■ Document text:
L3Harris has formed a partnership with capital venture company Shield Capital, which specialises in “frontier technologies” and whose senior advisors include former US Secretary of Defense Ash Carter, former US National Security Advisor H.R. McMaster, and former Director of the National Geospatial-Intelligence Agency Tish Long. Kaeley explained, “It’s allowing us to basically leverage technology start-ups, looking at some of the innovation, discover technologies that we could very quickly acquire and apply within this space. This venture gives us a great opportunity to accelerate insertion of new technologies.”

Training Goes Local

Entrol, a family-run company started in the proverbial garage, now with about 45 employees, is closing in on the sale of their 100th fixed-based simulator. Navacerrada said “2020 was, of course, a difficult year for everyone, but last year we saw a restarting of the engine and we managed 8 to 10 simulators. Now the situation is again a little strange with the war and because of fuel costs.”

“Many operators, many schools, they are thinking, okay, we should have a simulator in our school, in the country, because they haven’t been able to train for one year and it has been a nightmare for them to organise their training,” he added.

■ Dataset content:
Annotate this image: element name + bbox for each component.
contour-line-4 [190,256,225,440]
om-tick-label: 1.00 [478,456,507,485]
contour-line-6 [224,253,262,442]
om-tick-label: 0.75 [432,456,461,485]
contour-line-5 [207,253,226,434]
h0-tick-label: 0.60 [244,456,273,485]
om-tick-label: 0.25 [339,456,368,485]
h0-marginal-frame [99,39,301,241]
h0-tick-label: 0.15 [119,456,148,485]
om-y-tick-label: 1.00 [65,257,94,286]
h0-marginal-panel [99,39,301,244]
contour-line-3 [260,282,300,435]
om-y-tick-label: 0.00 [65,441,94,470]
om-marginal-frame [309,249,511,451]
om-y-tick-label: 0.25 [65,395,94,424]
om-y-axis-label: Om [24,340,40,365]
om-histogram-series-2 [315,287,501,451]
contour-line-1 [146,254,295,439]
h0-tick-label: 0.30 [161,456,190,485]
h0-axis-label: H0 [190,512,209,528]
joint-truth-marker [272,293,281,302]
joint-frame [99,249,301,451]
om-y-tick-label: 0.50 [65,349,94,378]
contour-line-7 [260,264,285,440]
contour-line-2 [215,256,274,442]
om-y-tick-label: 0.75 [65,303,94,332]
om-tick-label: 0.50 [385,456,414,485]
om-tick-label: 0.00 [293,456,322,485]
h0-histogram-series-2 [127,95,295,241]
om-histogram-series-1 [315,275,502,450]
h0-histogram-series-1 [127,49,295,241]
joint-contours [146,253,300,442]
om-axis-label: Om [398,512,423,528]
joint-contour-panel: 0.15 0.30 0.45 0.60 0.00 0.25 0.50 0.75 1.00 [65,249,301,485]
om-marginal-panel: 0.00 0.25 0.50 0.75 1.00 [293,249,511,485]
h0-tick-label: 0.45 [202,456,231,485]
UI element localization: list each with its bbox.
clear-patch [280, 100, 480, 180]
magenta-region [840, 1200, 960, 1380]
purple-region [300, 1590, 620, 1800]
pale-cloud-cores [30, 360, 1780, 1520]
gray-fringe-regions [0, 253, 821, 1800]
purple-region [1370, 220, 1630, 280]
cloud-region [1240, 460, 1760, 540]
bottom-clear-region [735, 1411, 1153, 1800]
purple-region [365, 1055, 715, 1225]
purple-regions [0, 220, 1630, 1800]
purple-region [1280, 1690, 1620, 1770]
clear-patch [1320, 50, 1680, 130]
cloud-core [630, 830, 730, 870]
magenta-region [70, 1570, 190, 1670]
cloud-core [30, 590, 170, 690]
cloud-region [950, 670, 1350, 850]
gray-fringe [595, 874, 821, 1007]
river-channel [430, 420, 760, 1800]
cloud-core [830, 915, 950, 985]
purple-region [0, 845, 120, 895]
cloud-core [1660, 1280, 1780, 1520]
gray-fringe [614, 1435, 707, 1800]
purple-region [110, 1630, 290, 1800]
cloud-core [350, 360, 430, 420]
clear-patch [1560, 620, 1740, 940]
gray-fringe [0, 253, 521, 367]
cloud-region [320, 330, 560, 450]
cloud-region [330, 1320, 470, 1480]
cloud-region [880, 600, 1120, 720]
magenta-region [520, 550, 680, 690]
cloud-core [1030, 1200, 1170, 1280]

■ Assignment:
Continue the article on flight simulator makers, picking up right after its last paragraph.

■ Answer space:
“The difficult thing in this business,” Navacerrada noted, “is that customers don’t only evaluate the simulator, they also evaluate you as a company. They are all afraid that you will go bankrupt. They want to make sure you will be there for the next 10 to 15 years.”

Entrol’s solutions have been to launch a very flexible trainer, the en-4000x, which addresses the APS MCC requirement introduced by EASA in 2017; a simulator based on the five-blade H145 D3 with Helionix integrated avionics (which can be certified as an FNPT II MCC, FTD Level 2 and FTD Level 3); and a virtual-reality approach for search-and-rescue training, SimulSAR.

In SAR missions, Navacerrada explained, you have the pilots, the doctor, the flight nurse, the landing coordinator. “But they don’t have the possibility to train together. So most of the incidents happen because of a lack of communication.” With Entrol’s SimulSAR, “they can all be together on the same training scenario, communicating with each other, practicing the phraseology, so when they go for the real mission they already have that experience.”

Shifting Emphasis

Quadrant used the pandemic period to refocus their business on systems engineering, software engineering, and electrical mechanical hardware design capabilities. They sold their Quadrant Pilot business, including the ATO which had been certified in 2019, and four-bay simulator facility to Air One Aviation Limited in April last year. In March 2022, Texas/Florida-based RSi acquired Quadrant’s flight simulator relocation business. “Our primary focus is based on simulator updates and providing products to the industry to help with those,” Reeves told CAT.

Quadrant’s NUQLEUS “magic box” offloads software from the host computer, dramatically reducing the amount of time needed onsite to implement a simulator update. Image credit: Quadrant Simulation Systems.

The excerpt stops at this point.